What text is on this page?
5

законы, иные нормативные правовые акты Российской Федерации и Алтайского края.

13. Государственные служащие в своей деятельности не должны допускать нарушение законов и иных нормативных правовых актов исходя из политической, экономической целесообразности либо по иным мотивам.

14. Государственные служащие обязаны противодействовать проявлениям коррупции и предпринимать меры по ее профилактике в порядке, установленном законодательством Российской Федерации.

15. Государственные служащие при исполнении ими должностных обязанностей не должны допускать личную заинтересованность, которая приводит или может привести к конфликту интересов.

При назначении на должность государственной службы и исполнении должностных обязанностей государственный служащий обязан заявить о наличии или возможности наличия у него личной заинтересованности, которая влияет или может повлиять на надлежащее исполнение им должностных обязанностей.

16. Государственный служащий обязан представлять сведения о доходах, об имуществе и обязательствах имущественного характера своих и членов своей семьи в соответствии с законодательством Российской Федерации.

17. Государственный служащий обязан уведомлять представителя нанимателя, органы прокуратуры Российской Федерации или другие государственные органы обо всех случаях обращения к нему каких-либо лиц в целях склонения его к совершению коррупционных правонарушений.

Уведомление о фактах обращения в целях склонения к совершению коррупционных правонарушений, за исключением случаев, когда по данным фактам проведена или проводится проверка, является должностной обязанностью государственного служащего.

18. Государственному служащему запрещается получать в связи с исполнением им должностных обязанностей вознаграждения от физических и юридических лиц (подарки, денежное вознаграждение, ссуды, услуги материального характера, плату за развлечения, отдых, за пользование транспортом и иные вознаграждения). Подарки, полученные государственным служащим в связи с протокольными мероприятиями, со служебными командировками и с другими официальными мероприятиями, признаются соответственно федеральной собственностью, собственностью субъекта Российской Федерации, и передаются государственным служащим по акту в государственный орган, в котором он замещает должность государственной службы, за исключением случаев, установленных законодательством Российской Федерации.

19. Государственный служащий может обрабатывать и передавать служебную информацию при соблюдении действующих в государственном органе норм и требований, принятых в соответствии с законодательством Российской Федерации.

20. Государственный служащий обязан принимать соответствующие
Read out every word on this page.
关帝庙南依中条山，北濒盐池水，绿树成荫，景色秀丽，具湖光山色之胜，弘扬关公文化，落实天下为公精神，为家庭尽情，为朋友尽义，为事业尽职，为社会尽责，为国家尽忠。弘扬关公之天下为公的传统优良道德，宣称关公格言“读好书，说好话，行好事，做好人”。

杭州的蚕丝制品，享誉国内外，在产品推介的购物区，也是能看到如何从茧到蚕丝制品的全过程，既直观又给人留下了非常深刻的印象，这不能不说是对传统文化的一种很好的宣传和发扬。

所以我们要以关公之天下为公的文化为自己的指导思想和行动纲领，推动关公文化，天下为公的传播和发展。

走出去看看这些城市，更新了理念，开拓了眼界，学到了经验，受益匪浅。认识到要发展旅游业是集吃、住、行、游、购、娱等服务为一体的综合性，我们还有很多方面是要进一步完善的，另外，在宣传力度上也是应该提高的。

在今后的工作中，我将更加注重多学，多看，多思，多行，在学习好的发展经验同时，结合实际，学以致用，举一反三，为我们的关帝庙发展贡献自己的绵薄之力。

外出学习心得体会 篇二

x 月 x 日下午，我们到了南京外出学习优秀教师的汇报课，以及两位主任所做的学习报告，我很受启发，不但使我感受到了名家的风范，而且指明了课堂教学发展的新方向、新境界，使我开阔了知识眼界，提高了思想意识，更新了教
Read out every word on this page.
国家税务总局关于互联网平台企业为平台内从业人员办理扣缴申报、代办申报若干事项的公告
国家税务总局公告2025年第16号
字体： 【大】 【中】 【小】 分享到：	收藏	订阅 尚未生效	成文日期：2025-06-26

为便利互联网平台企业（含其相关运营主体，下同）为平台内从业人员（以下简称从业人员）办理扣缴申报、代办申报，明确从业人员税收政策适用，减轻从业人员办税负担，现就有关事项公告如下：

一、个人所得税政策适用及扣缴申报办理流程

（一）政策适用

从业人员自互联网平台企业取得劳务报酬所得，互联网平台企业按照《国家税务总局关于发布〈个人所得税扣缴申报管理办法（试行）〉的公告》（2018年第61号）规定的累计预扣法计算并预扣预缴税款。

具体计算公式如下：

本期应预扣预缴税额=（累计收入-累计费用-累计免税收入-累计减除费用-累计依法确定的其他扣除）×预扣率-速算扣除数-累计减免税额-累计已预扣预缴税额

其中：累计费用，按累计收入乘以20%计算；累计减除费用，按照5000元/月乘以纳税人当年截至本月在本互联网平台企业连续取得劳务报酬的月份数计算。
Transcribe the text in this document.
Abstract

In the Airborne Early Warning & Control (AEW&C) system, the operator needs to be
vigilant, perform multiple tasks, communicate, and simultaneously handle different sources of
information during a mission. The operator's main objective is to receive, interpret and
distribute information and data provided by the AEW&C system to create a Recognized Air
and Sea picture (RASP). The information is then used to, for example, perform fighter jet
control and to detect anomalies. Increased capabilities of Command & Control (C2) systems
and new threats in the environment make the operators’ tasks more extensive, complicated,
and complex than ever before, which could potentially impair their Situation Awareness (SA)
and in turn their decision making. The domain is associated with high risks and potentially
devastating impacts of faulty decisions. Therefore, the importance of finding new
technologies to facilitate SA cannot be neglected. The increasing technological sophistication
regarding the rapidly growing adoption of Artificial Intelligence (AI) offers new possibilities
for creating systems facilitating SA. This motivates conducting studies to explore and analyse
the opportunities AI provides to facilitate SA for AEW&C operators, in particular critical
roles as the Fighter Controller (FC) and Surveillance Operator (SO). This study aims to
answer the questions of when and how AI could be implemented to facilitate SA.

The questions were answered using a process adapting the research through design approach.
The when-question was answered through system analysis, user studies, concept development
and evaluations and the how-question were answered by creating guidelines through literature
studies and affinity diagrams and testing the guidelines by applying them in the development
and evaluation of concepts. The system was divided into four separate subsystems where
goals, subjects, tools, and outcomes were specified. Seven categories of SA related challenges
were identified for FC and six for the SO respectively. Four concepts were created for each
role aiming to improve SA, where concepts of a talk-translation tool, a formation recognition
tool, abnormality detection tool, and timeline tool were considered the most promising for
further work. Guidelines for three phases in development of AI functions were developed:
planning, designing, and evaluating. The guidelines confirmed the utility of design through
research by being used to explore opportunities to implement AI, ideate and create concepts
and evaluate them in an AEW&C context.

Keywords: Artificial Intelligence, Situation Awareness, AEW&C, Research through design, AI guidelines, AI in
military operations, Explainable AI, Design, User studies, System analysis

*Required work:* Check every line of the listing for the string "where" and report how many lines have it, as a number alone.

*Answer to the task:* 2